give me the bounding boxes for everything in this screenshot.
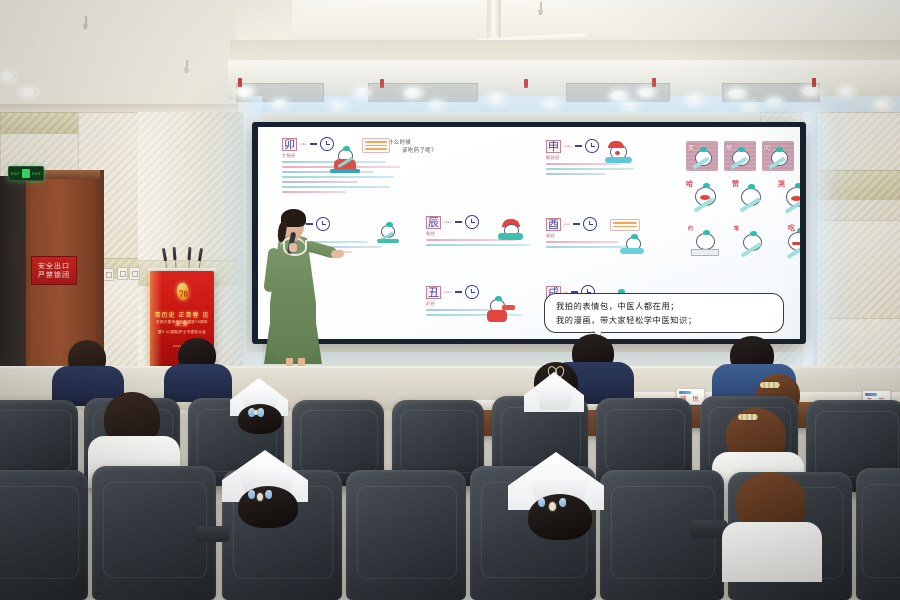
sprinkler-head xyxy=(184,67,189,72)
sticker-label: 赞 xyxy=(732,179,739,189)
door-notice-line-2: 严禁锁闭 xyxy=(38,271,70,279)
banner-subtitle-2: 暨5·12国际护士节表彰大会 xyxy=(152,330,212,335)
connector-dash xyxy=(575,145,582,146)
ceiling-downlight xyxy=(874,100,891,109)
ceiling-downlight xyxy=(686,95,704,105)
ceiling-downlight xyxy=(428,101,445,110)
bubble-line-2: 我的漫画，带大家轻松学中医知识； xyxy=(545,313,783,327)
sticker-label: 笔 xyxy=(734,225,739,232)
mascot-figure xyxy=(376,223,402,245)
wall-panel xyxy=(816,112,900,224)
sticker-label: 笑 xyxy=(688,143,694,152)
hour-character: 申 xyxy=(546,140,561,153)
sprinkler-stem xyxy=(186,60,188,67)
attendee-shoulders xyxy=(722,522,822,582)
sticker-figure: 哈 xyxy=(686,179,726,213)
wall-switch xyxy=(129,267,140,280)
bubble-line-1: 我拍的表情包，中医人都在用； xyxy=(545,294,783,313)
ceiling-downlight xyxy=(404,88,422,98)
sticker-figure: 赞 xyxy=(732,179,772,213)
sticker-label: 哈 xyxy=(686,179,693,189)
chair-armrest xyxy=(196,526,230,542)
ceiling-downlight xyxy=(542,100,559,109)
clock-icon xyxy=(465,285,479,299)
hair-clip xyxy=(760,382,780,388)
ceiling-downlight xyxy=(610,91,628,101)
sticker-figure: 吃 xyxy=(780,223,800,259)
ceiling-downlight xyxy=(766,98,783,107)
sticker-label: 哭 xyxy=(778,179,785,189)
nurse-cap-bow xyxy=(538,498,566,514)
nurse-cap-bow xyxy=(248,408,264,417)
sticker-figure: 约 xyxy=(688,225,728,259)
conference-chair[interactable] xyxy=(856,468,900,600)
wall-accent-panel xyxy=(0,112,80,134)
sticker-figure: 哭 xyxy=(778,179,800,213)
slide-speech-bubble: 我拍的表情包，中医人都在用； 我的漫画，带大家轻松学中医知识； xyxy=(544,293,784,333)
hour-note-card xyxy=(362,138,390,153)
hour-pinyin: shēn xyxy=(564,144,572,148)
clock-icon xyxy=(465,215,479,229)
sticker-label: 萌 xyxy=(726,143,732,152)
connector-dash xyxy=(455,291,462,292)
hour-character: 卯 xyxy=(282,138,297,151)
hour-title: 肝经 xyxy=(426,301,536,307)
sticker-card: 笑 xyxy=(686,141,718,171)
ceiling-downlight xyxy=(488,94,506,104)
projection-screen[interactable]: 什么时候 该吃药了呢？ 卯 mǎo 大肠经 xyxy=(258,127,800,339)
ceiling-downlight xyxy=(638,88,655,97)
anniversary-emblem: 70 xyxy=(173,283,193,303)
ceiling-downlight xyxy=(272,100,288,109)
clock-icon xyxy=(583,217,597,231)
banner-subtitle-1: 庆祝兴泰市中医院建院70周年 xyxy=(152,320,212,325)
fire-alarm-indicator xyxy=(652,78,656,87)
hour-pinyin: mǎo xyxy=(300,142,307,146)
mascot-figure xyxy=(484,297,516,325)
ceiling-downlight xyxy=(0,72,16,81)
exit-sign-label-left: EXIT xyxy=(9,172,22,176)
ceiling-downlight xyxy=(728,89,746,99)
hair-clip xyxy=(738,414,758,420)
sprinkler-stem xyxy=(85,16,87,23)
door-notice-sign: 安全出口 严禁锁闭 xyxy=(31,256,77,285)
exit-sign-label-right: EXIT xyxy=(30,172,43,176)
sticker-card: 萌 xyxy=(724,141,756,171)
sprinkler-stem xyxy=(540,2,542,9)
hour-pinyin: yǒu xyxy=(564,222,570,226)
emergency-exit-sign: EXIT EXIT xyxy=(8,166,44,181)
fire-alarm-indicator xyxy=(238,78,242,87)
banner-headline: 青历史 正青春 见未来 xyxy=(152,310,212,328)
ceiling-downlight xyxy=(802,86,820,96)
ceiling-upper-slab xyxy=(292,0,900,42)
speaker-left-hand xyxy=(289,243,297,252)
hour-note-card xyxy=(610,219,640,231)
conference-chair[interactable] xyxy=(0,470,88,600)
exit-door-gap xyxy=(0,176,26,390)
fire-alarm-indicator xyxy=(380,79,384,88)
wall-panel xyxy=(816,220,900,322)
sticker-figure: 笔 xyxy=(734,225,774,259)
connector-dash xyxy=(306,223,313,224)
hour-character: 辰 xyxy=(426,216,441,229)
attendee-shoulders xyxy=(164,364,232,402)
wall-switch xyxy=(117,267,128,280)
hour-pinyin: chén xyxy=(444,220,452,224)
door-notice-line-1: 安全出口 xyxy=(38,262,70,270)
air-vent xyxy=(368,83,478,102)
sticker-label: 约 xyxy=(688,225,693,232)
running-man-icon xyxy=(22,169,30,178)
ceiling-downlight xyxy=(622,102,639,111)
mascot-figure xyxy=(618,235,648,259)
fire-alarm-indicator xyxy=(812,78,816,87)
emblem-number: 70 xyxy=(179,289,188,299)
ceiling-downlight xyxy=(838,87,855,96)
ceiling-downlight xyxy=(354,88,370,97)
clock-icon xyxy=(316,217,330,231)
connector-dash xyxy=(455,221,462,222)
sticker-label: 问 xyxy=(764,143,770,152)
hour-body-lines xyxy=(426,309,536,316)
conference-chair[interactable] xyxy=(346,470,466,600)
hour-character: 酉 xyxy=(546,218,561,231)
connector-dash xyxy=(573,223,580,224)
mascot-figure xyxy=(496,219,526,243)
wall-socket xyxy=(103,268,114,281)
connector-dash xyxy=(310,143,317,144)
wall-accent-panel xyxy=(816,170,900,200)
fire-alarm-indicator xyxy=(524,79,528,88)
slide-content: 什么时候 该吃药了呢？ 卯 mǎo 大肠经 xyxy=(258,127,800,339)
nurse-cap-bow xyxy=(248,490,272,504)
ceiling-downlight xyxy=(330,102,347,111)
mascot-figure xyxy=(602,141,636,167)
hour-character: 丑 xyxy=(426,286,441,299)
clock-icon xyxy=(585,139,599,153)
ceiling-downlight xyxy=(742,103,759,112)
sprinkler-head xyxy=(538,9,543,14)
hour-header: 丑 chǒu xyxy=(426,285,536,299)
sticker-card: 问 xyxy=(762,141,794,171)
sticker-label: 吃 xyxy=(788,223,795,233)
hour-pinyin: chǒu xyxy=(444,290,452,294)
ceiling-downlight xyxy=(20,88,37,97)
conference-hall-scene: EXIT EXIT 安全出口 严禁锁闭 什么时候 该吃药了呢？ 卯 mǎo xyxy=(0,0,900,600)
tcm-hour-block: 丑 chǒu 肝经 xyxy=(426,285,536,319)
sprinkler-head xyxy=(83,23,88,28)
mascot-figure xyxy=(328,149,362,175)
────
## REQUIRED WORK
Copy out every line of the records above verbatim, and leave the pictures out.

## SOLUTION TO THIS PROBLEM
give me the bounding boxes for everything in this screenshot.
sprinkler-head xyxy=(184,67,189,72)
sticker-label: 赞 xyxy=(732,179,739,189)
door-notice-line-2: 严禁锁闭 xyxy=(38,271,70,279)
banner-subtitle-2: 暨5·12国际护士节表彰大会 xyxy=(152,330,212,335)
connector-dash xyxy=(575,145,582,146)
ceiling-downlight xyxy=(874,100,891,109)
ceiling-downlight xyxy=(686,95,704,105)
ceiling-downlight xyxy=(428,101,445,110)
bubble-line-2: 我的漫画，带大家轻松学中医知识； xyxy=(545,313,783,327)
sticker-label: 笔 xyxy=(734,225,739,232)
mascot-figure xyxy=(376,223,402,245)
wall-panel xyxy=(816,112,900,224)
sticker-label: 笑 xyxy=(688,143,694,152)
hour-character: 申 xyxy=(546,140,561,153)
sprinkler-stem xyxy=(186,60,188,67)
attendee-shoulders xyxy=(722,522,822,582)
sticker-figure: 哈 xyxy=(686,179,726,213)
wall-switch xyxy=(129,267,140,280)
bubble-line-1: 我拍的表情包，中医人都在用； xyxy=(545,294,783,313)
ceiling-downlight xyxy=(404,88,422,98)
sticker-figure: 赞 xyxy=(732,179,772,213)
sticker-label: 哈 xyxy=(686,179,693,189)
chair-armrest xyxy=(196,526,230,542)
ceiling-downlight xyxy=(542,100,559,109)
clock-icon xyxy=(465,285,479,299)
hair-clip xyxy=(760,382,780,388)
ceiling-downlight xyxy=(610,91,628,101)
sticker-figure: 吃 xyxy=(780,223,800,259)
ceiling-downlight xyxy=(766,98,783,107)
sticker-label: 哭 xyxy=(778,179,785,189)
nurse-cap-bow xyxy=(538,498,566,514)
nurse-cap-bow xyxy=(248,408,264,417)
sticker-figure: 约 xyxy=(688,225,728,259)
conference-chair[interactable] xyxy=(856,468,900,600)
wall-accent-panel xyxy=(0,112,80,134)
sticker-figure: 哭 xyxy=(778,179,800,213)
slide-speech-bubble: 我拍的表情包，中医人都在用； 我的漫画，带大家轻松学中医知识； xyxy=(544,293,784,333)
hour-note-card xyxy=(362,138,390,153)
hour-pinyin: shēn xyxy=(564,144,572,148)
clock-icon xyxy=(465,215,479,229)
sticker-label: 萌 xyxy=(726,143,732,152)
connector-dash xyxy=(455,291,462,292)
hour-character: 卯 xyxy=(282,138,297,151)
hour-title: 肝经 xyxy=(426,301,536,307)
sticker-card: 笑 xyxy=(686,141,718,171)
ceiling-downlight xyxy=(488,94,506,104)
projection-screen[interactable]: 什么时候 该吃药了呢？ 卯 mǎo 大肠经 xyxy=(258,127,800,339)
ceiling-downlight xyxy=(638,88,655,97)
anniversary-emblem: 70 xyxy=(173,283,193,303)
ceiling-downlight xyxy=(272,100,288,109)
clock-icon xyxy=(583,217,597,231)
banner-subtitle-1: 庆祝兴泰市中医院建院70周年 xyxy=(152,320,212,325)
fire-alarm-indicator xyxy=(652,78,656,87)
hour-pinyin: mǎo xyxy=(300,142,307,146)
mascot-figure xyxy=(484,297,516,325)
ceiling-downlight xyxy=(0,72,16,81)
exit-sign-label-left: EXIT xyxy=(9,172,22,176)
ceiling-downlight xyxy=(728,89,746,99)
hair-clip xyxy=(738,414,758,420)
sprinkler-stem xyxy=(85,16,87,23)
door-notice-sign: 安全出口 严禁锁闭 xyxy=(31,256,77,285)
exit-sign-label-right: EXIT xyxy=(30,172,43,176)
sticker-card: 萌 xyxy=(724,141,756,171)
sprinkler-stem xyxy=(540,2,542,9)
hour-pinyin: yǒu xyxy=(564,222,570,226)
emergency-exit-sign: EXIT EXIT xyxy=(8,166,44,181)
fire-alarm-indicator xyxy=(238,78,242,87)
banner-headline: 青历史 正青春 见未来 xyxy=(152,310,212,328)
ceiling-downlight xyxy=(802,86,820,96)
ceiling-upper-slab xyxy=(292,0,900,42)
speaker-left-hand xyxy=(289,243,297,252)
hour-note-card xyxy=(610,219,640,231)
conference-chair[interactable] xyxy=(0,470,88,600)
exit-door-gap xyxy=(0,176,26,390)
fire-alarm-indicator xyxy=(380,79,384,88)
wall-panel xyxy=(816,220,900,322)
sticker-figure: 笔 xyxy=(734,225,774,259)
connector-dash xyxy=(306,223,313,224)
hour-character: 辰 xyxy=(426,216,441,229)
attendee-shoulders xyxy=(164,364,232,402)
wall-switch xyxy=(117,267,128,280)
hour-pinyin: chén xyxy=(444,220,452,224)
door-notice-line-1: 安全出口 xyxy=(38,262,70,270)
air-vent xyxy=(368,83,478,102)
sticker-label: 约 xyxy=(688,225,693,232)
running-man-icon xyxy=(22,169,30,178)
ceiling-downlight xyxy=(622,102,639,111)
mascot-figure xyxy=(618,235,648,259)
fire-alarm-indicator xyxy=(812,78,816,87)
emblem-number: 70 xyxy=(179,289,188,299)
ceiling-downlight xyxy=(838,87,855,96)
ceiling-downlight xyxy=(354,88,370,97)
clock-icon xyxy=(316,217,330,231)
connector-dash xyxy=(455,221,462,222)
sticker-label: 问 xyxy=(764,143,770,152)
hour-body-lines xyxy=(426,309,536,316)
conference-chair[interactable] xyxy=(346,470,466,600)
hour-character: 酉 xyxy=(546,218,561,231)
connector-dash xyxy=(573,223,580,224)
mascot-figure xyxy=(496,219,526,243)
wall-socket xyxy=(103,268,114,281)
connector-dash xyxy=(310,143,317,144)
wall-accent-panel xyxy=(816,170,900,200)
fire-alarm-indicator xyxy=(524,79,528,88)
slide-content: 什么时候 该吃药了呢？ 卯 mǎo 大肠经 xyxy=(258,127,800,339)
nurse-cap-bow xyxy=(248,490,272,504)
ceiling-downlight xyxy=(330,102,347,111)
mascot-figure xyxy=(602,141,636,167)
hour-character: 丑 xyxy=(426,286,441,299)
clock-icon xyxy=(585,139,599,153)
ceiling-downlight xyxy=(742,103,759,112)
sprinkler-head xyxy=(538,9,543,14)
hour-header: 丑 chǒu xyxy=(426,285,536,299)
sticker-card: 问 xyxy=(762,141,794,171)
sticker-label: 吃 xyxy=(788,223,795,233)
hour-pinyin: chǒu xyxy=(444,290,452,294)
ceiling-downlight xyxy=(20,88,37,97)
conference-hall-scene: EXIT EXIT 安全出口 严禁锁闭 什么时候 该吃药了呢？ 卯 mǎo xyxy=(0,0,900,600)
tcm-hour-block: 丑 chǒu 肝经 xyxy=(426,285,536,319)
sprinkler-head xyxy=(83,23,88,28)
mascot-figure xyxy=(328,149,362,175)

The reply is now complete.